++++ DATA ROWS

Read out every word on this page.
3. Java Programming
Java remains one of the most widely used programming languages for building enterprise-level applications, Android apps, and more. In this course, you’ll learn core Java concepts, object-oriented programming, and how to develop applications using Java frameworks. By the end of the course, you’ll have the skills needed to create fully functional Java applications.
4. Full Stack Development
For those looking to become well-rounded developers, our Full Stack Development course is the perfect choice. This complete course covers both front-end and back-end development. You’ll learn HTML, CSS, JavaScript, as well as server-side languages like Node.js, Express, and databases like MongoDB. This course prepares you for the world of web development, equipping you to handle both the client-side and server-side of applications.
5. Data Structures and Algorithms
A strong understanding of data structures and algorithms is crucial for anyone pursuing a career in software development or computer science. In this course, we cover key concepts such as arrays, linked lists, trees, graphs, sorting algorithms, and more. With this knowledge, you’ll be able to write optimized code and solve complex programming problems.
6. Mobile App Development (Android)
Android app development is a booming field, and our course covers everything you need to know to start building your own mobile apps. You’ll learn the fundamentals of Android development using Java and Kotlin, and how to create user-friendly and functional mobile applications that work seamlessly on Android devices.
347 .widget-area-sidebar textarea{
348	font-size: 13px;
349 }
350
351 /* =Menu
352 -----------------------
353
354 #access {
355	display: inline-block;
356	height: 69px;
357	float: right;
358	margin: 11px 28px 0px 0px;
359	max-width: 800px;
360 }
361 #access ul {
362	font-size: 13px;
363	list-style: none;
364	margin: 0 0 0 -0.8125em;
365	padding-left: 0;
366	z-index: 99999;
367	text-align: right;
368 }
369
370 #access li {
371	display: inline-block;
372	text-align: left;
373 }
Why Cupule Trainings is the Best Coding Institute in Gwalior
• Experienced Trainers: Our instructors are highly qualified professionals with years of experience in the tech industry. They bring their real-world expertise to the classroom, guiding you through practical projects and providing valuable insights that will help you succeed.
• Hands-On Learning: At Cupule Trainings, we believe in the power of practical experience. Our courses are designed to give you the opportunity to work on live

++++++++

• [EXERCISE PROMPT]: Go through the entries and repeat each one exactly.

• [OUTPUT]:
Read out every word on this page.
3. Java Programming
Java remains one of the most widely used programming languages for building enterprise-level applications, Android apps, and more. In this course, you’ll learn core Java concepts, object-oriented programming, and how to develop applications using Java frameworks. By the end of the course, you’ll have the skills needed to create fully functional Java applications.
4. Full Stack Development
For those looking to become well-rounded developers, our Full Stack Development course is the perfect choice. This complete course covers both front-end and back-end development. You’ll learn HTML, CSS, JavaScript, as well as server-side languages like Node.js, Express, and databases like MongoDB. This course prepares you for the world of web development, equipping you to handle both the client-side and server-side of applications.
5. Data Structures and Algorithms
A strong understanding of data structures and algorithms is crucial for anyone pursuing a career in software development or computer science. In this course, we cover key concepts such as arrays, linked lists, trees, graphs, sorting algorithms, and more. With this knowledge, you’ll be able to write optimized code and solve complex programming problems.
6. Mobile App Development (Android)
Android app development is a booming field, and our course covers everything you need to know to start building your own mobile apps. You’ll learn the fundamentals of Android development using Java and Kotlin, and how to create user-friendly and functional mobile applications that work seamlessly on Android devices.
347 .widget-area-sidebar textarea{
348	font-size: 13px;
349 }
350
351 /* =Menu
352 -----------------------
353
354 #access {
355	display: inline-block;
356	height: 69px;
357	float: right;
358	margin: 11px 28px 0px 0px;
359	max-width: 800px;
360 }
361 #access ul {
362	font-size: 13px;
363	list-style: none;
364	margin: 0 0 0 -0.8125em;
365	padding-left: 0;
366	z-index: 99999;
367	text-align: right;
368 }
369
370 #access li {
371	display: inline-block;
372	text-align: left;
373 }
Why Cupule Trainings is the Best Coding Institute in Gwalior
• Experienced Trainers: Our instructors are highly qualified professionals with years of experience in the tech industry. They bring their real-world expertise to the classroom, guiding you through practical projects and providing valuable insights that will help you succeed.
• Hands-On Learning: At Cupule Trainings, we believe in the power of practical experience. Our courses are designed to give you the opportunity to work on live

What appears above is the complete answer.